Omit the pictures, then write out every entry exactly as it reads.

[Start of Exercise materials]

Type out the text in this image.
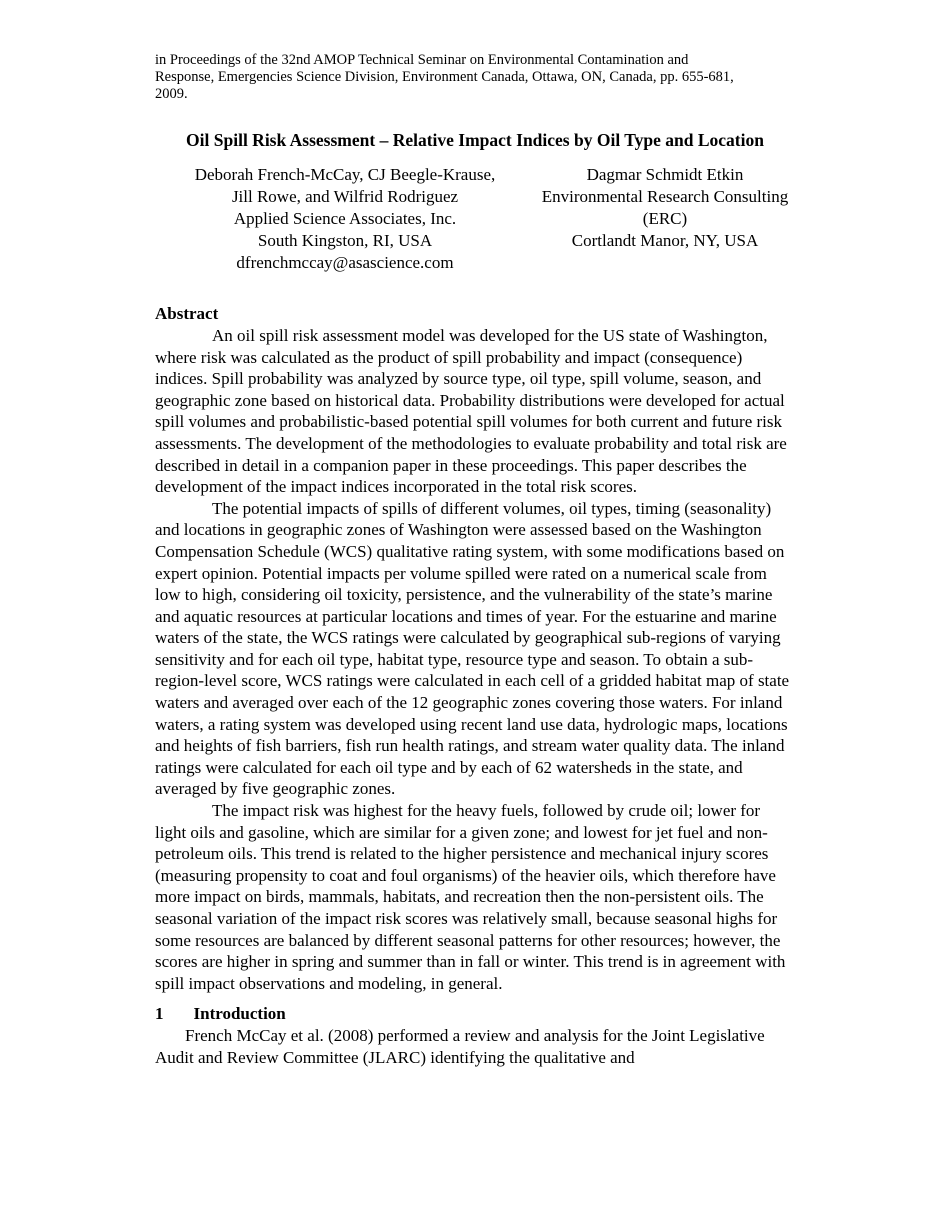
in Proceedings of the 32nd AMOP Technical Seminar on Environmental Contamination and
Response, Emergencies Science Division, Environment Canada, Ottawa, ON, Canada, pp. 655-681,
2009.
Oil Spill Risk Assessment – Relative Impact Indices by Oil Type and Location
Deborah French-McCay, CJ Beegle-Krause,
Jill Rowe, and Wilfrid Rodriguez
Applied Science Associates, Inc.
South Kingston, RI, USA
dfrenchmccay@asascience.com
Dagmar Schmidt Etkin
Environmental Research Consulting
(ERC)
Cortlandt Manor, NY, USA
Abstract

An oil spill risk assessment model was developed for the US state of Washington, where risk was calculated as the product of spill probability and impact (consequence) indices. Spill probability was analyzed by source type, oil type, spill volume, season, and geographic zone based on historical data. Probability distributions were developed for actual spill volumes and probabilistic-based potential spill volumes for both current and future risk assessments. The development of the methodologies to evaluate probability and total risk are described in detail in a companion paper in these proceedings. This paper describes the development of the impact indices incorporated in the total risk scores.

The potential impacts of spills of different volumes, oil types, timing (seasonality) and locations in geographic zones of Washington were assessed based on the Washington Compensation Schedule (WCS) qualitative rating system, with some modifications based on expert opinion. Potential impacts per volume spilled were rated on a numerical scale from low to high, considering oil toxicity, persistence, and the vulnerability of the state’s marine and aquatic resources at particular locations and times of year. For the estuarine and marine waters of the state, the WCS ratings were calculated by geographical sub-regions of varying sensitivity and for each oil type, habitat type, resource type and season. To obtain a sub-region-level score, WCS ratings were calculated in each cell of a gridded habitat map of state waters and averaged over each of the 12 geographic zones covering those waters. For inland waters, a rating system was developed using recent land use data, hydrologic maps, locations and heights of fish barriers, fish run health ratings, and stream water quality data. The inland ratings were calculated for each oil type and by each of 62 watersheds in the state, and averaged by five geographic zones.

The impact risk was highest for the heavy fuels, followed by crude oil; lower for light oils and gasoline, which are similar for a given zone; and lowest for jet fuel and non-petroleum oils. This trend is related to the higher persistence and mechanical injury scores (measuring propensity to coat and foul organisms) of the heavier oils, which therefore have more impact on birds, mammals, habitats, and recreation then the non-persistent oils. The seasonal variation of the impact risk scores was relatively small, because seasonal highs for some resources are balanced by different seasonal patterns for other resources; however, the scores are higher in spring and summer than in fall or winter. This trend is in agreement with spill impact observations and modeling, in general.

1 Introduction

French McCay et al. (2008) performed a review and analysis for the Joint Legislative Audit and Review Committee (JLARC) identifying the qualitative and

[End of Exercise materials]

**Correct output:**
Type out the text in this image.
in Proceedings of the 32nd AMOP Technical Seminar on Environmental Contamination and
Response, Emergencies Science Division, Environment Canada, Ottawa, ON, Canada, pp. 655-681,
2009.
Oil Spill Risk Assessment – Relative Impact Indices by Oil Type and Location
Deborah French-McCay, CJ Beegle-Krause,
Jill Rowe, and Wilfrid Rodriguez
Applied Science Associates, Inc.
South Kingston, RI, USA
dfrenchmccay@asascience.com
Dagmar Schmidt Etkin
Environmental Research Consulting
(ERC)
Cortlandt Manor, NY, USA
Abstract

An oil spill risk assessment model was developed for the US state of Washington, where risk was calculated as the product of spill probability and impact (consequence) indices. Spill probability was analyzed by source type, oil type, spill volume, season, and geographic zone based on historical data. Probability distributions were developed for actual spill volumes and probabilistic-based potential spill volumes for both current and future risk assessments. The development of the methodologies to evaluate probability and total risk are described in detail in a companion paper in these proceedings. This paper describes the development of the impact indices incorporated in the total risk scores.

The potential impacts of spills of different volumes, oil types, timing (seasonality) and locations in geographic zones of Washington were assessed based on the Washington Compensation Schedule (WCS) qualitative rating system, with some modifications based on expert opinion. Potential impacts per volume spilled were rated on a numerical scale from low to high, considering oil toxicity, persistence, and the vulnerability of the state’s marine and aquatic resources at particular locations and times of year. For the estuarine and marine waters of the state, the WCS ratings were calculated by geographical sub-regions of varying sensitivity and for each oil type, habitat type, resource type and season. To obtain a sub-region-level score, WCS ratings were calculated in each cell of a gridded habitat map of state waters and averaged over each of the 12 geographic zones covering those waters. For inland waters, a rating system was developed using recent land use data, hydrologic maps, locations and heights of fish barriers, fish run health ratings, and stream water quality data. The inland ratings were calculated for each oil type and by each of 62 watersheds in the state, and averaged by five geographic zones.

The impact risk was highest for the heavy fuels, followed by crude oil; lower for light oils and gasoline, which are similar for a given zone; and lowest for jet fuel and non-petroleum oils. This trend is related to the higher persistence and mechanical injury scores (measuring propensity to coat and foul organisms) of the heavier oils, which therefore have more impact on birds, mammals, habitats, and recreation then the non-persistent oils. The seasonal variation of the impact risk scores was relatively small, because seasonal highs for some resources are balanced by different seasonal patterns for other resources; however, the scores are higher in spring and summer than in fall or winter. This trend is in agreement with spill impact observations and modeling, in general.

1 Introduction

French McCay et al. (2008) performed a review and analysis for the Joint Legislative Audit and Review Committee (JLARC) identifying the qualitative and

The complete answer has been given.